=== What is being asked ===
Find each line holding the word "ULEI" and give the total alone.

============================================================

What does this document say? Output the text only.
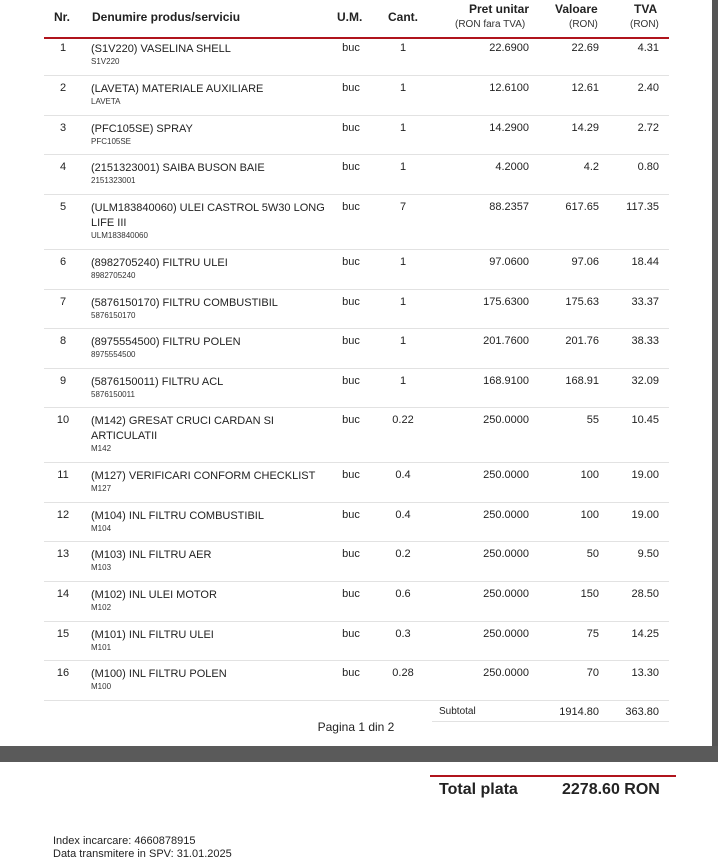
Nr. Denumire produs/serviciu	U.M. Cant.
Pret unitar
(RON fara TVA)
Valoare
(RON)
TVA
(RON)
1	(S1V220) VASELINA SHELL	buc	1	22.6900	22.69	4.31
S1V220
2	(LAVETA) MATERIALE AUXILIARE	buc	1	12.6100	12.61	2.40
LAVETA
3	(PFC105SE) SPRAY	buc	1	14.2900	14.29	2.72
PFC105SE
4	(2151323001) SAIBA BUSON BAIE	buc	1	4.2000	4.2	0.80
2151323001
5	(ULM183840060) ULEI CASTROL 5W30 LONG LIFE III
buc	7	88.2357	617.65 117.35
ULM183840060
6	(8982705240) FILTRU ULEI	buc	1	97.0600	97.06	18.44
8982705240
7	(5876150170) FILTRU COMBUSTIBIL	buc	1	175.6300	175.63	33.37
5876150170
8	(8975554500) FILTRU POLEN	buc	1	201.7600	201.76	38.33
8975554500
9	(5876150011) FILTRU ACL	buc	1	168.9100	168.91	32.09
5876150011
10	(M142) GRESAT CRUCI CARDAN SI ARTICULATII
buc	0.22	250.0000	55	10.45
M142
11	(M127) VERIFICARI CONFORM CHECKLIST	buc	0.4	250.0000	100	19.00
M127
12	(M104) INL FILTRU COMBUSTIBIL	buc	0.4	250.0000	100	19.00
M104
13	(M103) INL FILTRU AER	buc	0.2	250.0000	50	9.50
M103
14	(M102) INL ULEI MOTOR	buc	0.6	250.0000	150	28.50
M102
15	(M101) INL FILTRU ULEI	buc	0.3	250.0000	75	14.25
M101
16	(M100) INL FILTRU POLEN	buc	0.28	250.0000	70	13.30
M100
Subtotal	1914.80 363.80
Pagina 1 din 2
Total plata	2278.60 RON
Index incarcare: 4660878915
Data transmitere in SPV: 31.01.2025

============================================================

=== Correct output ===
4